To be done: Count the lines that include the string "true", and give only that number.
--- START ---
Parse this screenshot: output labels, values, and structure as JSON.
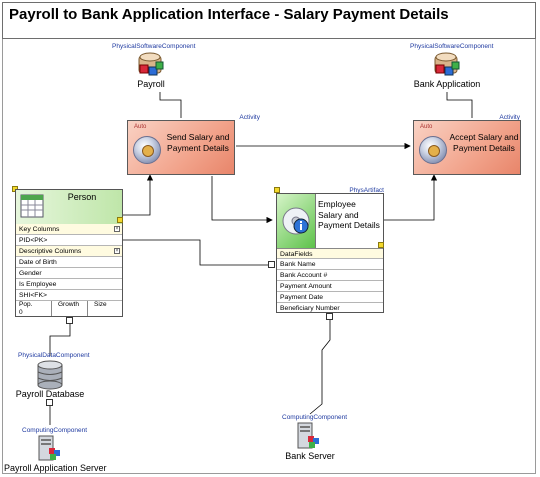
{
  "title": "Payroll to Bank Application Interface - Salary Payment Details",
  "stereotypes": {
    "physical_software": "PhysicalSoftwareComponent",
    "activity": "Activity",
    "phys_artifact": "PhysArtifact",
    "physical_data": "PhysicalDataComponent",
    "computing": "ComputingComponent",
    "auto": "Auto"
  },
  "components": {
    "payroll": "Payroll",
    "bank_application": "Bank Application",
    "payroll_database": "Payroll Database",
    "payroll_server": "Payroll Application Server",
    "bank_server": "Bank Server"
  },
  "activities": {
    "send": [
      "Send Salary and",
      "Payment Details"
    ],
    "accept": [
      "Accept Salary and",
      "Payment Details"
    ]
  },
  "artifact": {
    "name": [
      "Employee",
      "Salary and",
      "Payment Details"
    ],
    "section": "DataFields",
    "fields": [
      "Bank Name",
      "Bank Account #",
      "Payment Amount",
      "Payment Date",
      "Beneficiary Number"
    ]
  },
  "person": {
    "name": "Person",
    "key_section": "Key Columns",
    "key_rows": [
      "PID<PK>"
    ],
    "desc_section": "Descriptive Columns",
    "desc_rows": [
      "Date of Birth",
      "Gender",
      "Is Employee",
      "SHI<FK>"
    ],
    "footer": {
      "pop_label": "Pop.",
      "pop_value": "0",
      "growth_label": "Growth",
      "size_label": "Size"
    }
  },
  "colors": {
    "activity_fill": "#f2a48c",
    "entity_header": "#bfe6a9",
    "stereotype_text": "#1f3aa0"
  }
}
--- END ---
--- START ---
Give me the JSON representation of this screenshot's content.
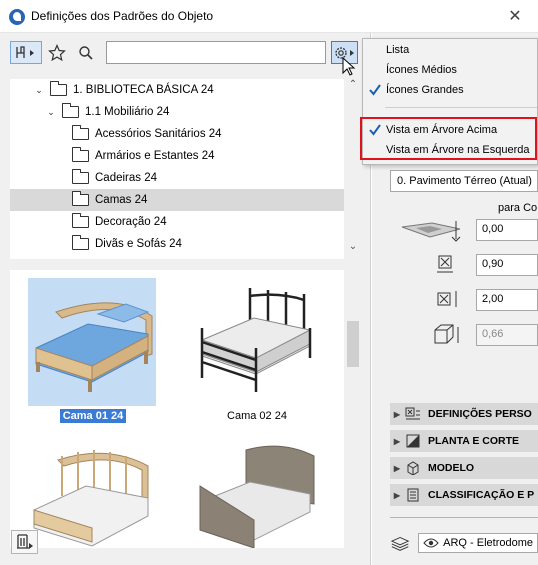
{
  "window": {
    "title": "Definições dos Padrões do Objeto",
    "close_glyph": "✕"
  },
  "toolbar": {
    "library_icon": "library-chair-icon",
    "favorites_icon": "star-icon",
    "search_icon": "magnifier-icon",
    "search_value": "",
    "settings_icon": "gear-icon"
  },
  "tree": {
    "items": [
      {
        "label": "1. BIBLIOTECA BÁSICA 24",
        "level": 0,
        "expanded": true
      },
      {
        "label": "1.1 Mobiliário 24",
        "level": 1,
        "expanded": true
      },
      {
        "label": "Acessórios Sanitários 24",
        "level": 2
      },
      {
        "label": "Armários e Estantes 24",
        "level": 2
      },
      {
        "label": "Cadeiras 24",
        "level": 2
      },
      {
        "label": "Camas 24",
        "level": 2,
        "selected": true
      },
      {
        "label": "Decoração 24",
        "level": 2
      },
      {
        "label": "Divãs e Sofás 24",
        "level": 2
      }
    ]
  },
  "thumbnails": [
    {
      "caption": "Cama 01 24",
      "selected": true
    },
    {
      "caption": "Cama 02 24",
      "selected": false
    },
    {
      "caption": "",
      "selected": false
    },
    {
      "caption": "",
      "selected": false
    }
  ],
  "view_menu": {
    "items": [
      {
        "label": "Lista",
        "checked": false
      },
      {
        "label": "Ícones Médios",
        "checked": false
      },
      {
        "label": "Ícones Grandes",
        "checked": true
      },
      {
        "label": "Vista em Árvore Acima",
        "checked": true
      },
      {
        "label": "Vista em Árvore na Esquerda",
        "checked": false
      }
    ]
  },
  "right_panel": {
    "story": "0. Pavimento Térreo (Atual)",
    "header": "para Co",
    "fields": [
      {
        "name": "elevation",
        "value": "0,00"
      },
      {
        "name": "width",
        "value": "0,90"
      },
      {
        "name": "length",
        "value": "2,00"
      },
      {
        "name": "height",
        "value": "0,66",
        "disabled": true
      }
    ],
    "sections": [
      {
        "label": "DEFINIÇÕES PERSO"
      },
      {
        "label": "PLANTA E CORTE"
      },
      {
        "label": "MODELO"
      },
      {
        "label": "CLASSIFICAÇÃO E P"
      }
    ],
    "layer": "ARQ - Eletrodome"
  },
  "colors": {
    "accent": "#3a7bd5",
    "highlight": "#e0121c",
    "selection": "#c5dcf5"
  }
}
--- END ---
Written reply: 7